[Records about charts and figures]

■ ■ ■ ■ ■ ■ ■

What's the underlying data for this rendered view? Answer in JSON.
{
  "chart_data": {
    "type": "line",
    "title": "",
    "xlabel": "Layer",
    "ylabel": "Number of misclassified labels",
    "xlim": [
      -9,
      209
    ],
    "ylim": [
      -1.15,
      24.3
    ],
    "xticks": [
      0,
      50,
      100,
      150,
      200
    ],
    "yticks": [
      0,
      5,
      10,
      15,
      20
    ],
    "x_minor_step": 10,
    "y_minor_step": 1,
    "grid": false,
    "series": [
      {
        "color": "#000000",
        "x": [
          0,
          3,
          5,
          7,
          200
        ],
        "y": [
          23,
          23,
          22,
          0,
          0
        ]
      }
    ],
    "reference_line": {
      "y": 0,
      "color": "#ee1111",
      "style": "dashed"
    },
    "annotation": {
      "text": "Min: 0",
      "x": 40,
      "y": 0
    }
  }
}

■ ■ ■ ■ ■ ■ ■

### INSTRUCTIONS FOR THE TASK
Give the material above again, word for word.

### ANSWER TO THE PROBLEM
What's the underlying data for this rendered view? Answer in JSON.
{
  "chart_data": {
    "type": "line",
    "title": "",
    "xlabel": "Layer",
    "ylabel": "Number of misclassified labels",
    "xlim": [
      -9,
      209
    ],
    "ylim": [
      -1.15,
      24.3
    ],
    "xticks": [
      0,
      50,
      100,
      150,
      200
    ],
    "yticks": [
      0,
      5,
      10,
      15,
      20
    ],
    "x_minor_step": 10,
    "y_minor_step": 1,
    "grid": false,
    "series": [
      {
        "color": "#000000",
        "x": [
          0,
          3,
          5,
          7,
          200
        ],
        "y": [
          23,
          23,
          22,
          0,
          0
        ]
      }
    ],
    "reference_line": {
      "y": 0,
      "color": "#ee1111",
      "style": "dashed"
    },
    "annotation": {
      "text": "Min: 0",
      "x": 40,
      "y": 0
    }
  }
}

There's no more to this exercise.